[Start RECORDS]

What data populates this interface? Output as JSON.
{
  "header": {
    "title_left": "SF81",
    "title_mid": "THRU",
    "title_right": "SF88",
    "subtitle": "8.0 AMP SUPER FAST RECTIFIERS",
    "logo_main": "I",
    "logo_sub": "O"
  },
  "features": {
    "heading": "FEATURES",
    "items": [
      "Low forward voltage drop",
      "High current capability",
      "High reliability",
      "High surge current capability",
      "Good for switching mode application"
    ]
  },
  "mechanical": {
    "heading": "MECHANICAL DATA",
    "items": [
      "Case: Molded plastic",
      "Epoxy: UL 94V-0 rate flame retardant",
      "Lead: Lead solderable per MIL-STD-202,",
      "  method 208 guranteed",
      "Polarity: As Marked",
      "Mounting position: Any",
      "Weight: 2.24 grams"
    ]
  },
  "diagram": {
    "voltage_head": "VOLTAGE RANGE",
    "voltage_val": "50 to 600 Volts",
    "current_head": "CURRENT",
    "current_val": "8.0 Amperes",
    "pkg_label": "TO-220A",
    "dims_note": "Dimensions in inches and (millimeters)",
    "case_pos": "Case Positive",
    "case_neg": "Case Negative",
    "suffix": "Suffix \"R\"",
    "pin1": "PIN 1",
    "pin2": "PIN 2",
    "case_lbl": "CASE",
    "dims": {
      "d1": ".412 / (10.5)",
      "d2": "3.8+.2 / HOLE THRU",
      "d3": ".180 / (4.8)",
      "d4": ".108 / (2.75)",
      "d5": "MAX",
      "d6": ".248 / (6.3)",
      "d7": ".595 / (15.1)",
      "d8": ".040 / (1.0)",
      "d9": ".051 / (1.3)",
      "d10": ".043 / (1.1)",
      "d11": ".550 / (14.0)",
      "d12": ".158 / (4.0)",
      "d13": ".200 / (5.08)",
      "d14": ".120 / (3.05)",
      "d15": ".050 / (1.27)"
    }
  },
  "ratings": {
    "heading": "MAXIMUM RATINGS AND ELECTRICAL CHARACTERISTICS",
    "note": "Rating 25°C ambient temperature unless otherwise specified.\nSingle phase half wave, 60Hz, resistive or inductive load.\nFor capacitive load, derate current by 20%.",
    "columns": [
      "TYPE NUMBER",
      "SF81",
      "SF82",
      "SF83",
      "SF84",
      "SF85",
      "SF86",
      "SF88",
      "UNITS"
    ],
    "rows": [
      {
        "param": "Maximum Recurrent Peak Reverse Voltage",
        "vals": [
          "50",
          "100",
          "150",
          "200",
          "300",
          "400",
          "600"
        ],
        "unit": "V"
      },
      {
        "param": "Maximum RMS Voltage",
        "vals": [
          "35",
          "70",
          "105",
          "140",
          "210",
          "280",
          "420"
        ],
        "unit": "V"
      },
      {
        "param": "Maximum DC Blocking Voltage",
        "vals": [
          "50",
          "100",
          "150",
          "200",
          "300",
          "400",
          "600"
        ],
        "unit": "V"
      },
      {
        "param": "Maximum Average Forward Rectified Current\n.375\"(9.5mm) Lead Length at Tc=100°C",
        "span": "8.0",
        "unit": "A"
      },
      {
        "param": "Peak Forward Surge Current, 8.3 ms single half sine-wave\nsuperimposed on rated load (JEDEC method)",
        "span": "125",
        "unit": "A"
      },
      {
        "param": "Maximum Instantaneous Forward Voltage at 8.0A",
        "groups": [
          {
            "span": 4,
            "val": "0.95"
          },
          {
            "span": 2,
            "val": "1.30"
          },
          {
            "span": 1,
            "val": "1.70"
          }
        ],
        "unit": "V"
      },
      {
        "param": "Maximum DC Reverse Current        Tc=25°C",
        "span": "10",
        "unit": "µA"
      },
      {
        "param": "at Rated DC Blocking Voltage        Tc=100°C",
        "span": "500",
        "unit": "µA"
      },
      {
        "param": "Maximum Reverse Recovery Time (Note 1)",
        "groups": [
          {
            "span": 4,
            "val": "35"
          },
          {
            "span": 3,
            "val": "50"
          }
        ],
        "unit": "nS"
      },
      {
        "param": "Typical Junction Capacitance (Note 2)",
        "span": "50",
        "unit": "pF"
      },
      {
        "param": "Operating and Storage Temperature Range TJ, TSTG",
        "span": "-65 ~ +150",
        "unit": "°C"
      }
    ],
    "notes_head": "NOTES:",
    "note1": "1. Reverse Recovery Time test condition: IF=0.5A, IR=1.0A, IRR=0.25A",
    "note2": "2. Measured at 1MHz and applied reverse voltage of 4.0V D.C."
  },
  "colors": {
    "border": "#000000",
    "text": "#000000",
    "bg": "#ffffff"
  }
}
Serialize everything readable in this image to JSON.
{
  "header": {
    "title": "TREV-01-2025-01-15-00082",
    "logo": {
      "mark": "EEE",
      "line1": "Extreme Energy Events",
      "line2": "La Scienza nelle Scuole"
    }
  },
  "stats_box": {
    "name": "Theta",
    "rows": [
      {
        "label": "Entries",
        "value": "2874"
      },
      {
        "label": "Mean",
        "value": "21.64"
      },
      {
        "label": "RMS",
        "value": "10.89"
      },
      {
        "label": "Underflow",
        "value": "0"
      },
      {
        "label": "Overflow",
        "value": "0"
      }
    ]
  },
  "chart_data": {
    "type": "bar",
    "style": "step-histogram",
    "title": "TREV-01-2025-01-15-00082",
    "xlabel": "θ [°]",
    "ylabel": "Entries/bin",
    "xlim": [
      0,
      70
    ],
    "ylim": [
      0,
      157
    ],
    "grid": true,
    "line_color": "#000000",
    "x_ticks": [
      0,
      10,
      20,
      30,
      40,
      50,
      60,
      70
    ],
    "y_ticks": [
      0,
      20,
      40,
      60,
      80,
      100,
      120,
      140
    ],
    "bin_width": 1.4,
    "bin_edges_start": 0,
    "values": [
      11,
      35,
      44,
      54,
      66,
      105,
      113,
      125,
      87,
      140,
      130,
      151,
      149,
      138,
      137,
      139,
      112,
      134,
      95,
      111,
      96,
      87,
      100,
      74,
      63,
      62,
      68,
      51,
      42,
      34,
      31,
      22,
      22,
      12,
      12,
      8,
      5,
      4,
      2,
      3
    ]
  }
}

[End RECORDS]

PROBLEM TO WORK ON —
Repeat the entries above exactly, leaving nothing out.

SOLUTION FOR THIS PROBLEM —
What data populates this interface? Output as JSON.
{
  "header": {
    "title_left": "SF81",
    "title_mid": "THRU",
    "title_right": "SF88",
    "subtitle": "8.0 AMP SUPER FAST RECTIFIERS",
    "logo_main": "I",
    "logo_sub": "O"
  },
  "features": {
    "heading": "FEATURES",
    "items": [
      "Low forward voltage drop",
      "High current capability",
      "High reliability",
      "High surge current capability",
      "Good for switching mode application"
    ]
  },
  "mechanical": {
    "heading": "MECHANICAL DATA",
    "items": [
      "Case: Molded plastic",
      "Epoxy: UL 94V-0 rate flame retardant",
      "Lead: Lead solderable per MIL-STD-202,",
      "  method 208 guranteed",
      "Polarity: As Marked",
      "Mounting position: Any",
      "Weight: 2.24 grams"
    ]
  },
  "diagram": {
    "voltage_head": "VOLTAGE RANGE",
    "voltage_val": "50 to 600 Volts",
    "current_head": "CURRENT",
    "current_val": "8.0 Amperes",
    "pkg_label": "TO-220A",
    "dims_note": "Dimensions in inches and (millimeters)",
    "case_pos": "Case Positive",
    "case_neg": "Case Negative",
    "suffix": "Suffix \"R\"",
    "pin1": "PIN 1",
    "pin2": "PIN 2",
    "case_lbl": "CASE",
    "dims": {
      "d1": ".412 / (10.5)",
      "d2": "3.8+.2 / HOLE THRU",
      "d3": ".180 / (4.8)",
      "d4": ".108 / (2.75)",
      "d5": "MAX",
      "d6": ".248 / (6.3)",
      "d7": ".595 / (15.1)",
      "d8": ".040 / (1.0)",
      "d9": ".051 / (1.3)",
      "d10": ".043 / (1.1)",
      "d11": ".550 / (14.0)",
      "d12": ".158 / (4.0)",
      "d13": ".200 / (5.08)",
      "d14": ".120 / (3.05)",
      "d15": ".050 / (1.27)"
    }
  },
  "ratings": {
    "heading": "MAXIMUM RATINGS AND ELECTRICAL CHARACTERISTICS",
    "note": "Rating 25°C ambient temperature unless otherwise specified.\nSingle phase half wave, 60Hz, resistive or inductive load.\nFor capacitive load, derate current by 20%.",
    "columns": [
      "TYPE NUMBER",
      "SF81",
      "SF82",
      "SF83",
      "SF84",
      "SF85",
      "SF86",
      "SF88",
      "UNITS"
    ],
    "rows": [
      {
        "param": "Maximum Recurrent Peak Reverse Voltage",
        "vals": [
          "50",
          "100",
          "150",
          "200",
          "300",
          "400",
          "600"
        ],
        "unit": "V"
      },
      {
        "param": "Maximum RMS Voltage",
        "vals": [
          "35",
          "70",
          "105",
          "140",
          "210",
          "280",
          "420"
        ],
        "unit": "V"
      },
      {
        "param": "Maximum DC Blocking Voltage",
        "vals": [
          "50",
          "100",
          "150",
          "200",
          "300",
          "400",
          "600"
        ],
        "unit": "V"
      },
      {
        "param": "Maximum Average Forward Rectified Current\n.375\"(9.5mm) Lead Length at Tc=100°C",
        "span": "8.0",
        "unit": "A"
      },
      {
        "param": "Peak Forward Surge Current, 8.3 ms single half sine-wave\nsuperimposed on rated load (JEDEC method)",
        "span": "125",
        "unit": "A"
      },
      {
        "param": "Maximum Instantaneous Forward Voltage at 8.0A",
        "groups": [
          {
            "span": 4,
            "val": "0.95"
          },
          {
            "span": 2,
            "val": "1.30"
          },
          {
            "span": 1,
            "val": "1.70"
          }
        ],
        "unit": "V"
      },
      {
        "param": "Maximum DC Reverse Current        Tc=25°C",
        "span": "10",
        "unit": "µA"
      },
      {
        "param": "at Rated DC Blocking Voltage        Tc=100°C",
        "span": "500",
        "unit": "µA"
      },
      {
        "param": "Maximum Reverse Recovery Time (Note 1)",
        "groups": [
          {
            "span": 4,
            "val": "35"
          },
          {
            "span": 3,
            "val": "50"
          }
        ],
        "unit": "nS"
      },
      {
        "param": "Typical Junction Capacitance (Note 2)",
        "span": "50",
        "unit": "pF"
      },
      {
        "param": "Operating and Storage Temperature Range TJ, TSTG",
        "span": "-65 ~ +150",
        "unit": "°C"
      }
    ],
    "notes_head": "NOTES:",
    "note1": "1. Reverse Recovery Time test condition: IF=0.5A, IR=1.0A, IRR=0.25A",
    "note2": "2. Measured at 1MHz and applied reverse voltage of 4.0V D.C."
  },
  "colors": {
    "border": "#000000",
    "text": "#000000",
    "bg": "#ffffff"
  }
}
Serialize everything readable in this image to JSON.
{
  "header": {
    "title": "TREV-01-2025-01-15-00082",
    "logo": {
      "mark": "EEE",
      "line1": "Extreme Energy Events",
      "line2": "La Scienza nelle Scuole"
    }
  },
  "stats_box": {
    "name": "Theta",
    "rows": [
      {
        "label": "Entries",
        "value": "2874"
      },
      {
        "label": "Mean",
        "value": "21.64"
      },
      {
        "label": "RMS",
        "value": "10.89"
      },
      {
        "label": "Underflow",
        "value": "0"
      },
      {
        "label": "Overflow",
        "value": "0"
      }
    ]
  },
  "chart_data": {
    "type": "bar",
    "style": "step-histogram",
    "title": "TREV-01-2025-01-15-00082",
    "xlabel": "θ [°]",
    "ylabel": "Entries/bin",
    "xlim": [
      0,
      70
    ],
    "ylim": [
      0,
      157
    ],
    "grid": true,
    "line_color": "#000000",
    "x_ticks": [
      0,
      10,
      20,
      30,
      40,
      50,
      60,
      70
    ],
    "y_ticks": [
      0,
      20,
      40,
      60,
      80,
      100,
      120,
      140
    ],
    "bin_width": 1.4,
    "bin_edges_start": 0,
    "values": [
      11,
      35,
      44,
      54,
      66,
      105,
      113,
      125,
      87,
      140,
      130,
      151,
      149,
      138,
      137,
      139,
      112,
      134,
      95,
      111,
      96,
      87,
      100,
      74,
      63,
      62,
      68,
      51,
      42,
      34,
      31,
      22,
      22,
      12,
      12,
      8,
      5,
      4,
      2,
      3
    ]
  }
}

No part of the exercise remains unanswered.